» **Your objective**
In the entries, find all lines that hold the word "symbol" and copy them.
== Records provided ==
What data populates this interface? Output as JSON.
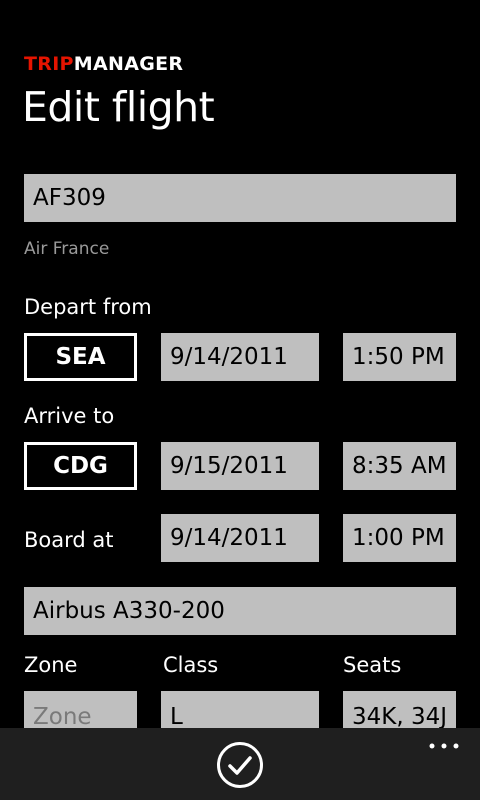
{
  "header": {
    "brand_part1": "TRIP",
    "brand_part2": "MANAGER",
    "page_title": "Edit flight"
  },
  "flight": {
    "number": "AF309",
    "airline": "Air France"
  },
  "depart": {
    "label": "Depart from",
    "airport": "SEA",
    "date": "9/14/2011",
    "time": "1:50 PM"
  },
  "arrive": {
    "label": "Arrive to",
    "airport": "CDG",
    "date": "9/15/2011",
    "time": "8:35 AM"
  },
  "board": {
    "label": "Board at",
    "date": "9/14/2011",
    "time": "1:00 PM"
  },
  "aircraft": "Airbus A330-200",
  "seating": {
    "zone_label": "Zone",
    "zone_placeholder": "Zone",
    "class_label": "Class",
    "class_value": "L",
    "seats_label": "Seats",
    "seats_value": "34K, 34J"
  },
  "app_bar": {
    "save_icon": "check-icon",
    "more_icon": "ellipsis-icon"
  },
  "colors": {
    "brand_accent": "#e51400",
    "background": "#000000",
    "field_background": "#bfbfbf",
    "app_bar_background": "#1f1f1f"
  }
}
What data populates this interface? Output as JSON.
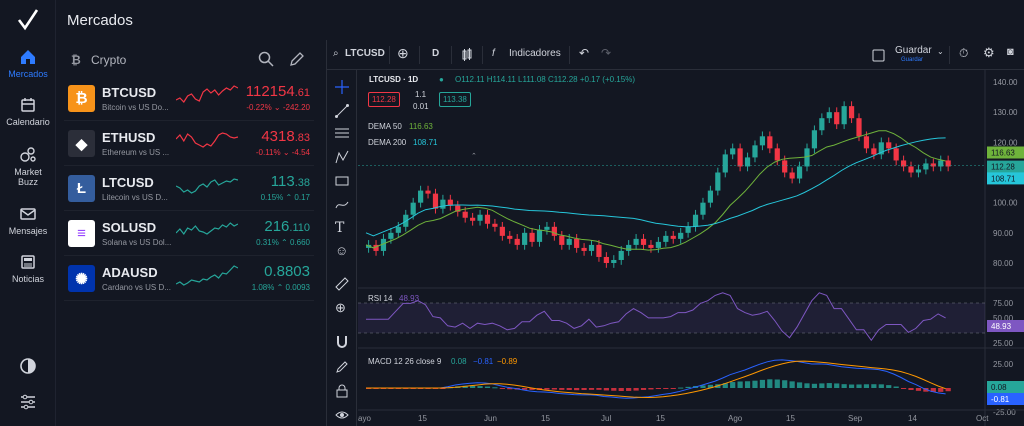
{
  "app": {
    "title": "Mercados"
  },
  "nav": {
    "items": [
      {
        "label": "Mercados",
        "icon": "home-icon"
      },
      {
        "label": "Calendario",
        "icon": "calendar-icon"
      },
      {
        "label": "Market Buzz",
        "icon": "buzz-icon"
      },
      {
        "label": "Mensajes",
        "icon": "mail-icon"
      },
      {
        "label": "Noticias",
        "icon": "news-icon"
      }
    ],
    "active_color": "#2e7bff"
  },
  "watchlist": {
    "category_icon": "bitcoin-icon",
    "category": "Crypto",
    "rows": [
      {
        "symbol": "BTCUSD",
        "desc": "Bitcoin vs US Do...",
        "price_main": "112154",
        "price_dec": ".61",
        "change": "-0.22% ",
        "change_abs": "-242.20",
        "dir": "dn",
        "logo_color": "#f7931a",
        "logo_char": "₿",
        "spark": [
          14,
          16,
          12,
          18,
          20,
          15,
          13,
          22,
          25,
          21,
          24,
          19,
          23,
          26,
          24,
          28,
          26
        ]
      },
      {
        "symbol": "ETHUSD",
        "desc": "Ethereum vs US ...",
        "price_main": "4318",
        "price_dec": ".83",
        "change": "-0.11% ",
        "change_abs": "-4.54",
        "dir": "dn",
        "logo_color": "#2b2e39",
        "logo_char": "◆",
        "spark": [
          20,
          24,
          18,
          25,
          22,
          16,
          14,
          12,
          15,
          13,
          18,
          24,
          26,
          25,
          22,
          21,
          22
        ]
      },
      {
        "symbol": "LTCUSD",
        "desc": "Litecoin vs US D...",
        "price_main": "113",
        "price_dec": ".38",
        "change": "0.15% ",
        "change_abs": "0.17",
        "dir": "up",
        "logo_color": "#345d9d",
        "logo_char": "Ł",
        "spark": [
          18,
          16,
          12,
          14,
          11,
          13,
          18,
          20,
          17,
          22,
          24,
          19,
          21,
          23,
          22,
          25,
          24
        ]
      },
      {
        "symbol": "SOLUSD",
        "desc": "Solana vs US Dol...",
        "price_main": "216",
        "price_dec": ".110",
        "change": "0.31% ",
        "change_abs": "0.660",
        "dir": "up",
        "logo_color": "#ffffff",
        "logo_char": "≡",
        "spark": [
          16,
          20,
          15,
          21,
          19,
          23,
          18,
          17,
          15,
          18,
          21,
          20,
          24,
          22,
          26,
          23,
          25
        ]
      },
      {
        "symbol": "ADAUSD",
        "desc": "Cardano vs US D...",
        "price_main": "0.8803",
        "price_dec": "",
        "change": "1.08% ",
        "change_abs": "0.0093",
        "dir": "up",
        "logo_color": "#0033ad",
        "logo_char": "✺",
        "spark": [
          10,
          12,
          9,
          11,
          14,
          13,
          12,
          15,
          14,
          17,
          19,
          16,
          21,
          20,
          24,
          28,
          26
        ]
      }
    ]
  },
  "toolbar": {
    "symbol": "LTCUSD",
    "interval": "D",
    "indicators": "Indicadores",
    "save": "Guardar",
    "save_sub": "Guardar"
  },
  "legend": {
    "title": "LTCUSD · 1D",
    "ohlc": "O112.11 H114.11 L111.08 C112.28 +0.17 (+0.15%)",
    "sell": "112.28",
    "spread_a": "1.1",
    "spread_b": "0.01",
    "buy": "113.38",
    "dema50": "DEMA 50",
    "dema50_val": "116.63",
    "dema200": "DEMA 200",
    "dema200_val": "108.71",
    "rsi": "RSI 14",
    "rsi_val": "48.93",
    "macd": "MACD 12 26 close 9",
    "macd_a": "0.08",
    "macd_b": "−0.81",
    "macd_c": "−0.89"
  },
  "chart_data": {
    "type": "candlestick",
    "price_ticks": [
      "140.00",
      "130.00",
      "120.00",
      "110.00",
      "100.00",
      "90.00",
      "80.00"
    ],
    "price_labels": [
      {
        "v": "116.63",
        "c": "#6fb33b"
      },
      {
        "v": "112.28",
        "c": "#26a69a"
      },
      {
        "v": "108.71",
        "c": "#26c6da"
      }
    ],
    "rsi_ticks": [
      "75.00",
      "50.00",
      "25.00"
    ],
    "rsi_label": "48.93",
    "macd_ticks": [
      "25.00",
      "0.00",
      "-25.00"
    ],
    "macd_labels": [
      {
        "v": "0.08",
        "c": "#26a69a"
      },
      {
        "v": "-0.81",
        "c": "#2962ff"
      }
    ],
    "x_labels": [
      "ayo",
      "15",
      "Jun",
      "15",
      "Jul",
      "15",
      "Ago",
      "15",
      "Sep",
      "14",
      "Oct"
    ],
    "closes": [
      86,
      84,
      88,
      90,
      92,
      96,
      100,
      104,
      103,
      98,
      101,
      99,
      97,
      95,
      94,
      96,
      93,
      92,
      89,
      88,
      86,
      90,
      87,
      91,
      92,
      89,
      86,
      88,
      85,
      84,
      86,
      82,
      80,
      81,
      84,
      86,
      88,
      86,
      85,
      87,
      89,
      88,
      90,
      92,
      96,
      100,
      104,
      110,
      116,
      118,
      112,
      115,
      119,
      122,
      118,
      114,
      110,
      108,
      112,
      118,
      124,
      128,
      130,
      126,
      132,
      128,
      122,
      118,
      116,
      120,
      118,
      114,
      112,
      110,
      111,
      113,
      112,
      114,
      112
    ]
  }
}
===
== Records provided ==
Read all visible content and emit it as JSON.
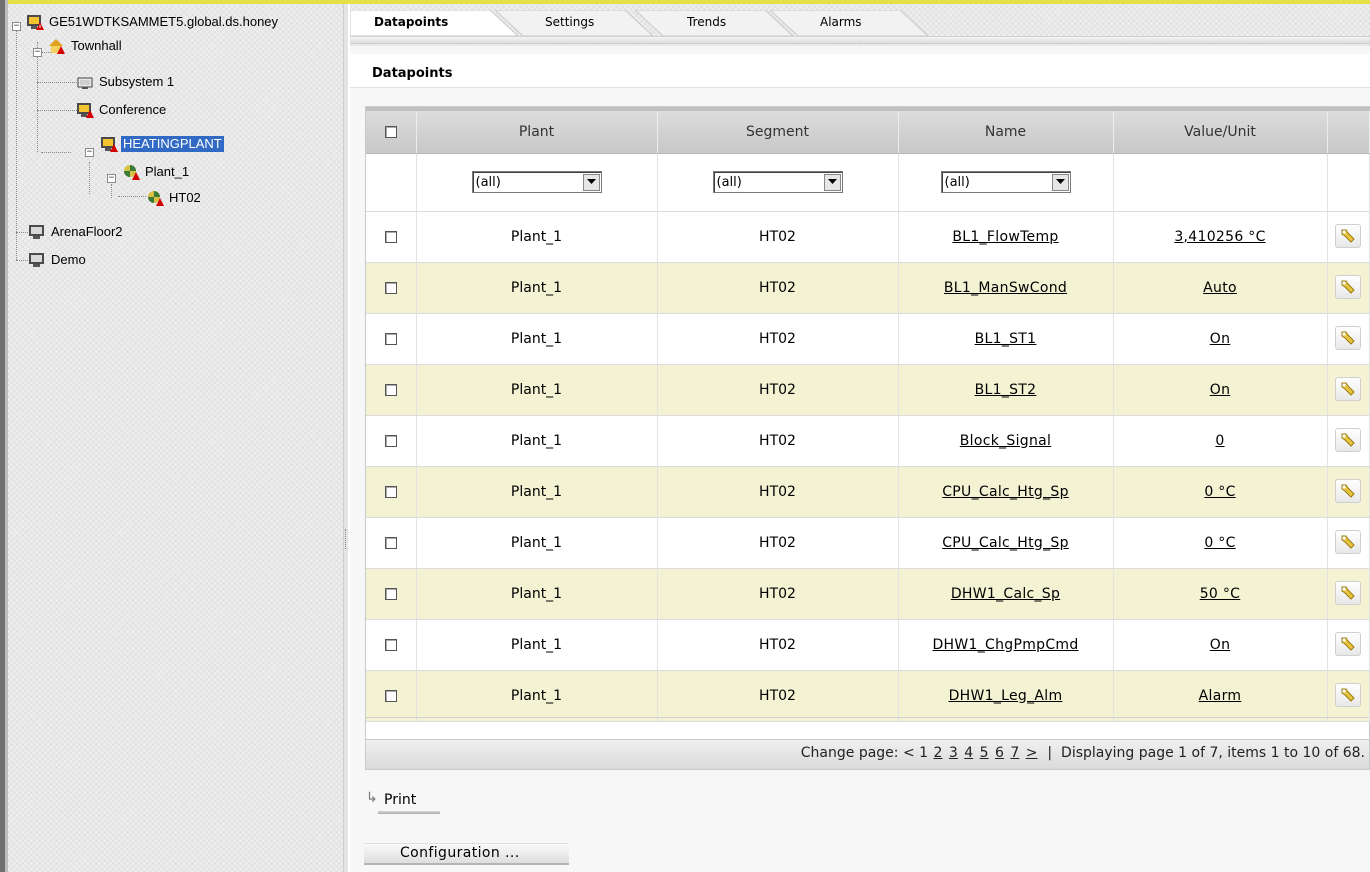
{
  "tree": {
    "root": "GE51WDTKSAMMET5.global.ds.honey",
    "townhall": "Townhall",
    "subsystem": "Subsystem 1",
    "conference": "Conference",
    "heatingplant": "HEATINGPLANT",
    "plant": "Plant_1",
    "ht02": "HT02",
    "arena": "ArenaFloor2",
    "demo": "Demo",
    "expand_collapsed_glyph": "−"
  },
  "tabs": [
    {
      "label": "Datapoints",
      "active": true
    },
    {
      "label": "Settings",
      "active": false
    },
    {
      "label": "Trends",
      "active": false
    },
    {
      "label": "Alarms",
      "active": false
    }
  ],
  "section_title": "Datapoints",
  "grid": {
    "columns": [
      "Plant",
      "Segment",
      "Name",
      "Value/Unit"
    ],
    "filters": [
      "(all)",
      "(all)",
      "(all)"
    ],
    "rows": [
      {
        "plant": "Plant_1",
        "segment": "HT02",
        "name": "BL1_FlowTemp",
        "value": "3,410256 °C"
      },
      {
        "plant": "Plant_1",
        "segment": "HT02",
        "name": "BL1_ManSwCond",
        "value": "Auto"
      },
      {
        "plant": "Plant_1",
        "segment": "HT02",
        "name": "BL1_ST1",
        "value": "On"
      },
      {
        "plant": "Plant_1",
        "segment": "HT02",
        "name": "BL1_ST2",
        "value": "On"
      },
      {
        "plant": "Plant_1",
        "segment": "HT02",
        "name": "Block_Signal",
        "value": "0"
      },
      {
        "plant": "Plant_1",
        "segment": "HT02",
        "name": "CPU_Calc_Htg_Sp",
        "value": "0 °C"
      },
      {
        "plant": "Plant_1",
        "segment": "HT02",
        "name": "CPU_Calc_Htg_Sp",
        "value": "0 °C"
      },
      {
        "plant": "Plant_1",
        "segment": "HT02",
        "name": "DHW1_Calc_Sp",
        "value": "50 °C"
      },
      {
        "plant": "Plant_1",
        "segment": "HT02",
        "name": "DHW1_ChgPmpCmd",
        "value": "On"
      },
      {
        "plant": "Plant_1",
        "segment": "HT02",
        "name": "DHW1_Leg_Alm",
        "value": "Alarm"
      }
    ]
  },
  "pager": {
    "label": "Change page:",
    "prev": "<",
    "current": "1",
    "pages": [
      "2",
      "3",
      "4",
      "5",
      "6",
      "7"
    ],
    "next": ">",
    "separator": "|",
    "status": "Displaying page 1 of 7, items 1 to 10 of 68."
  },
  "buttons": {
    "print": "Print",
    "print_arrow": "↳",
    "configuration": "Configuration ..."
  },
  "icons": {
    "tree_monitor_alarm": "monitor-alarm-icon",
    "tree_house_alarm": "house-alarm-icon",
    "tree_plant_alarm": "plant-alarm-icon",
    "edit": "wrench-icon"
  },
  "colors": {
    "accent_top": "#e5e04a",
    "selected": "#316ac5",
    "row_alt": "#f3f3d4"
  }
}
===
» **Solution to this exercise**
        "symbol": "BTCUSD",
        "symbol": "ETHUSD",
        "symbol": "LTCUSD",
        "symbol": "SOLUSD",
        "symbol": "ADAUSD",
    "symbol": "LTCUSD",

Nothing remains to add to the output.